--- What to produce ---
Return all lines with the word "address" in them.

**** Stored data ****

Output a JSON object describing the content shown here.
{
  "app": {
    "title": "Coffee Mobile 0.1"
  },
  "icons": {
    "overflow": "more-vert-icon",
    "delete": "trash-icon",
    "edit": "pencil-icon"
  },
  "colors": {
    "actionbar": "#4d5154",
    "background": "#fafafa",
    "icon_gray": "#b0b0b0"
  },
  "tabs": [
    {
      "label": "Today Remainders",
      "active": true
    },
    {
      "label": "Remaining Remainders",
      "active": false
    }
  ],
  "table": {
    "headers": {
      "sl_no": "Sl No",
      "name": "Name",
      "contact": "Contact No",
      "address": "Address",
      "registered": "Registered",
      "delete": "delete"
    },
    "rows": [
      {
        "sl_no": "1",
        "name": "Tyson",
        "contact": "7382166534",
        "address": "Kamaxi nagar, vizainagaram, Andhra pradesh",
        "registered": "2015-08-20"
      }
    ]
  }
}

****

--- Answer for this exercise ---
      "address": "Address",
        "address": "Kamaxi nagar, vizainagaram, Andhra pradesh",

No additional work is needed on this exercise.